◆ Exercise instructions:
Pick out all lines of the entries that include the word "this" and copy them.

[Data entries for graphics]
######

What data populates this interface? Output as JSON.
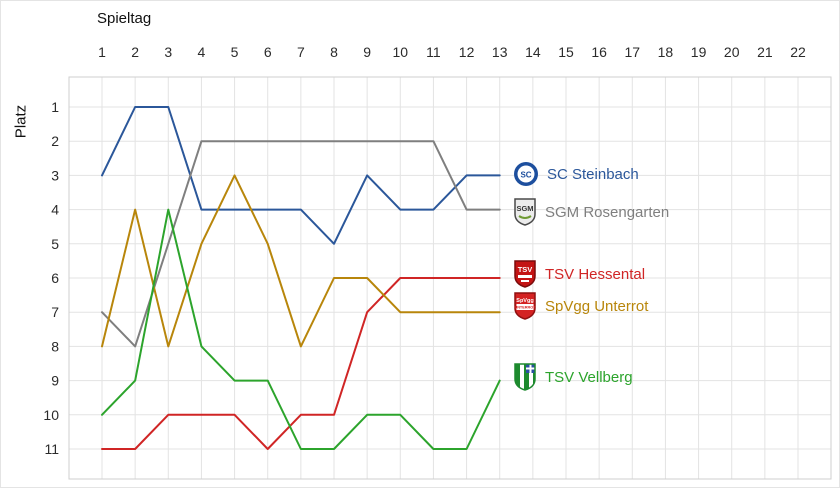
{
  "chart_data": {
    "type": "line",
    "title": "",
    "xlabel": "Spieltag",
    "ylabel": "Platz",
    "x_ticks": [
      1,
      2,
      3,
      4,
      5,
      6,
      7,
      8,
      9,
      10,
      11,
      12,
      13,
      14,
      15,
      16,
      17,
      18,
      19,
      20,
      21,
      22
    ],
    "y_ticks": [
      1,
      2,
      3,
      4,
      5,
      6,
      7,
      8,
      9,
      10,
      11
    ],
    "y_axis_inverted": true,
    "grid": true,
    "legend_position": "right-inside",
    "x": [
      1,
      2,
      3,
      4,
      5,
      6,
      7,
      8,
      9,
      10,
      11,
      12,
      13
    ],
    "series": [
      {
        "name": "SC Steinbach",
        "color": "#2b579a",
        "values": [
          3,
          1,
          1,
          4,
          4,
          4,
          4,
          5,
          3,
          4,
          4,
          3,
          3
        ]
      },
      {
        "name": "SGM Rosengarten",
        "color": "#7f7f7f",
        "values": [
          7,
          8,
          5,
          2,
          2,
          2,
          2,
          2,
          2,
          2,
          2,
          4,
          4
        ]
      },
      {
        "name": "TSV Hessental",
        "color": "#d02525",
        "values": [
          11,
          11,
          10,
          10,
          10,
          11,
          10,
          10,
          7,
          6,
          6,
          6,
          6
        ]
      },
      {
        "name": "SpVgg Unterrot",
        "color": "#b8860b",
        "values": [
          8,
          4,
          8,
          5,
          3,
          5,
          8,
          6,
          6,
          7,
          7,
          7,
          7
        ]
      },
      {
        "name": "TSV Vellberg",
        "color": "#2ca42c",
        "values": [
          10,
          9,
          4,
          8,
          9,
          9,
          11,
          11,
          10,
          10,
          11,
          11,
          9
        ]
      }
    ],
    "colors": {
      "gridline": "#e3e3e3",
      "plot_border": "#cfcfcf",
      "tick_text": "#2b2b2b"
    }
  }
}
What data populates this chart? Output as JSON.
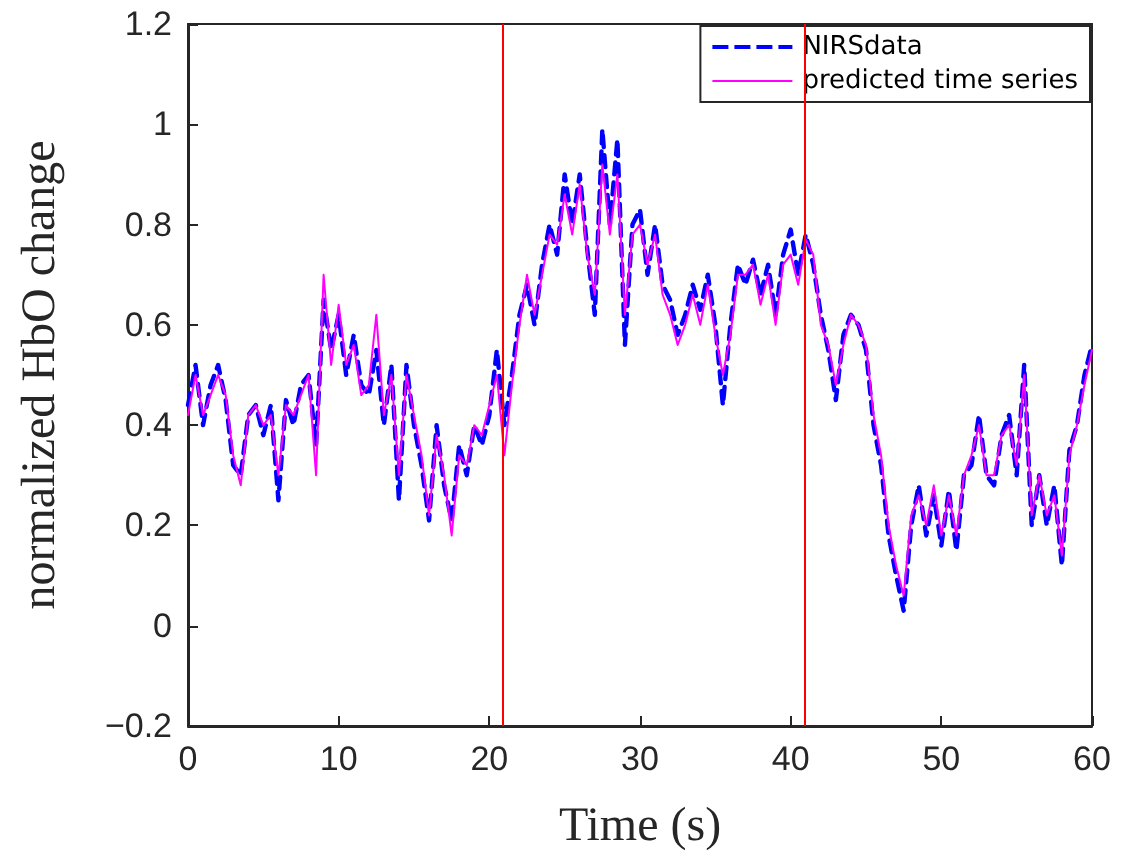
{
  "chart_data": {
    "type": "line",
    "xlabel": "Time (s)",
    "ylabel": "normalized HbO change",
    "xlim": [
      0,
      60
    ],
    "xticks": [
      0,
      10,
      20,
      30,
      40,
      50,
      60
    ],
    "ylim": [
      -0.2,
      1.2
    ],
    "yticks": [
      {
        "value": -0.2,
        "label": "−0.2"
      },
      0,
      0.2,
      0.4,
      0.6,
      0.8,
      1,
      1.2
    ],
    "x": [
      0,
      0.5,
      1,
      1.5,
      2,
      2.5,
      3,
      3.5,
      4,
      4.5,
      5,
      5.5,
      6,
      6.5,
      7,
      7.5,
      8,
      8.5,
      9,
      9.5,
      10,
      10.5,
      11,
      11.5,
      12,
      12.5,
      13,
      13.5,
      14,
      14.5,
      15,
      15.5,
      16,
      16.5,
      17,
      17.5,
      18,
      18.5,
      19,
      19.5,
      20,
      20.5,
      21,
      21.5,
      22,
      22.5,
      23,
      23.5,
      24,
      24.5,
      25,
      25.5,
      26,
      26.5,
      27,
      27.5,
      28,
      28.5,
      29,
      29.5,
      30,
      30.5,
      31,
      31.5,
      32,
      32.5,
      33,
      33.5,
      34,
      34.5,
      35,
      35.5,
      36,
      36.5,
      37,
      37.5,
      38,
      38.5,
      39,
      39.5,
      40,
      40.5,
      41,
      41.5,
      42,
      42.5,
      43,
      43.5,
      44,
      44.5,
      45,
      45.5,
      46,
      46.5,
      47,
      47.5,
      48,
      48.5,
      49,
      49.5,
      50,
      50.5,
      51,
      51.5,
      52,
      52.5,
      53,
      53.5,
      54,
      54.5,
      55,
      55.5,
      56,
      56.5,
      57,
      57.5,
      58,
      58.5,
      59,
      59.5,
      60
    ],
    "series": [
      {
        "name": "NIRSdata",
        "color": "#0000ff",
        "line_style": "dashed",
        "values": [
          0.44,
          0.52,
          0.4,
          0.48,
          0.52,
          0.45,
          0.32,
          0.3,
          0.42,
          0.44,
          0.38,
          0.44,
          0.25,
          0.45,
          0.4,
          0.48,
          0.5,
          0.36,
          0.65,
          0.55,
          0.62,
          0.5,
          0.58,
          0.48,
          0.46,
          0.55,
          0.4,
          0.52,
          0.25,
          0.52,
          0.4,
          0.32,
          0.21,
          0.4,
          0.28,
          0.21,
          0.36,
          0.3,
          0.4,
          0.36,
          0.42,
          0.55,
          0.4,
          0.5,
          0.62,
          0.68,
          0.6,
          0.72,
          0.8,
          0.74,
          0.9,
          0.8,
          0.9,
          0.75,
          0.62,
          0.99,
          0.8,
          0.97,
          0.56,
          0.8,
          0.83,
          0.7,
          0.8,
          0.68,
          0.65,
          0.58,
          0.62,
          0.68,
          0.63,
          0.7,
          0.6,
          0.44,
          0.6,
          0.72,
          0.68,
          0.73,
          0.66,
          0.72,
          0.62,
          0.74,
          0.79,
          0.7,
          0.78,
          0.72,
          0.62,
          0.55,
          0.45,
          0.58,
          0.62,
          0.6,
          0.55,
          0.4,
          0.32,
          0.18,
          0.1,
          0.03,
          0.2,
          0.28,
          0.18,
          0.26,
          0.16,
          0.27,
          0.15,
          0.3,
          0.32,
          0.42,
          0.3,
          0.28,
          0.38,
          0.42,
          0.3,
          0.52,
          0.2,
          0.3,
          0.2,
          0.28,
          0.12,
          0.35,
          0.4,
          0.5,
          0.56
        ]
      },
      {
        "name": "predicted time series",
        "color": "#ff00ff",
        "line_style": "solid",
        "values": [
          0.42,
          0.5,
          0.42,
          0.46,
          0.5,
          0.46,
          0.34,
          0.28,
          0.42,
          0.44,
          0.4,
          0.42,
          0.3,
          0.44,
          0.42,
          0.46,
          0.5,
          0.3,
          0.7,
          0.52,
          0.64,
          0.52,
          0.56,
          0.46,
          0.48,
          0.62,
          0.42,
          0.5,
          0.3,
          0.5,
          0.42,
          0.34,
          0.22,
          0.38,
          0.3,
          0.18,
          0.34,
          0.32,
          0.4,
          0.38,
          0.44,
          0.5,
          0.34,
          0.48,
          0.6,
          0.7,
          0.62,
          0.7,
          0.78,
          0.76,
          0.86,
          0.78,
          0.88,
          0.74,
          0.66,
          0.92,
          0.78,
          0.9,
          0.62,
          0.78,
          0.8,
          0.72,
          0.78,
          0.66,
          0.62,
          0.56,
          0.6,
          0.66,
          0.6,
          0.68,
          0.58,
          0.5,
          0.58,
          0.7,
          0.7,
          0.72,
          0.64,
          0.7,
          0.6,
          0.72,
          0.74,
          0.68,
          0.77,
          0.74,
          0.6,
          0.56,
          0.48,
          0.56,
          0.62,
          0.6,
          0.56,
          0.42,
          0.34,
          0.2,
          0.12,
          0.06,
          0.22,
          0.26,
          0.2,
          0.28,
          0.18,
          0.26,
          0.18,
          0.3,
          0.34,
          0.4,
          0.3,
          0.3,
          0.38,
          0.4,
          0.32,
          0.5,
          0.22,
          0.3,
          0.22,
          0.26,
          0.14,
          0.34,
          0.4,
          0.48,
          0.55
        ]
      }
    ],
    "ref_lines": [
      {
        "axis": "x",
        "value": 20.9,
        "color": "#ff0000"
      },
      {
        "axis": "x",
        "value": 40.9,
        "color": "#ff0000"
      }
    ],
    "legend": "top right",
    "grid": false,
    "marker": "none"
  }
}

######

◆ Result below:
What data populates this interface? Output as JSON.
What data populates this chart? Output as JSON.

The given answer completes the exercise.